**Aim of the exercise**. Search the records below for the word "critica". Pull out each line that has it.

**Collected data entries**.
++++++++++++++++++++

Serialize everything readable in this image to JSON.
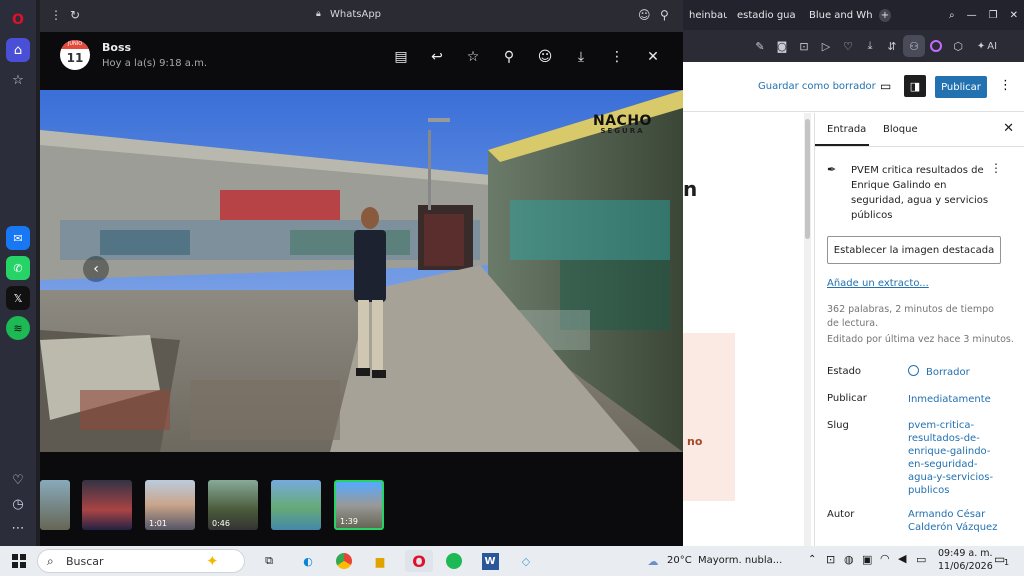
{
  "browser": {
    "tabs": [
      {
        "label": "heinbaum"
      },
      {
        "label": "estadio gua"
      },
      {
        "label": "Blue and Wh"
      }
    ],
    "new_tab_symbol": "+",
    "aria_label": "AI"
  },
  "whatsapp": {
    "window_title": "WhatsApp",
    "calendar": {
      "month": "JUNIO",
      "day": "11"
    },
    "sender": "Boss",
    "time": "Hoy a la(s) 9:18 a.m.",
    "watermark": {
      "line1": "NACHO",
      "line2": "SEGURA"
    },
    "thumbnails": [
      {
        "duration": ""
      },
      {
        "duration": ""
      },
      {
        "duration": "1:01"
      },
      {
        "duration": "0:46"
      },
      {
        "duration": ""
      },
      {
        "duration": "1:39"
      }
    ]
  },
  "wordpress": {
    "save_draft": "Guardar como borrador",
    "publish": "Publicar",
    "canvas_fragment_1": "n",
    "canvas_fragment_2": "no",
    "tab_post": "Entrada",
    "tab_block": "Bloque",
    "post_title": "PVEM critica resultados de Enrique Galindo en seguridad, agua y servicios públicos",
    "featured_image": "Establecer la imagen destacada",
    "add_excerpt": "Añade un extracto...",
    "word_count": "362 palabras, 2 minutos de tiempo de lectura.",
    "last_edited": "Editado por última vez hace 3 minutos.",
    "meta": [
      {
        "label": "Estado",
        "value": "Borrador"
      },
      {
        "label": "Publicar",
        "value": "Inmediatamente"
      },
      {
        "label": "Slug",
        "value": "pvem-critica-resultados-de-enrique-galindo-en-seguridad-agua-y-servicios-publicos"
      },
      {
        "label": "Autor",
        "value": "Armando César Calderón Vázquez"
      }
    ]
  },
  "taskbar": {
    "search_label": "Buscar",
    "weather": "20°C",
    "weather_desc": "Mayorm. nubla...",
    "time": "09:49 a. m.",
    "date": "11/06/2026",
    "notification_count": "1"
  },
  "colors": {
    "whatsapp_green": "#25d366",
    "wp_blue": "#2271b1",
    "opera_red": "#e0102a"
  }
}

++++++++++++++++++++

**Final answer**.
    "post_title": "PVEM critica resultados de Enrique Galindo en seguridad, agua y servicios públicos",
        "value": "pvem-critica-resultados-de-enrique-galindo-en-seguridad-agua-y-servicios-publicos"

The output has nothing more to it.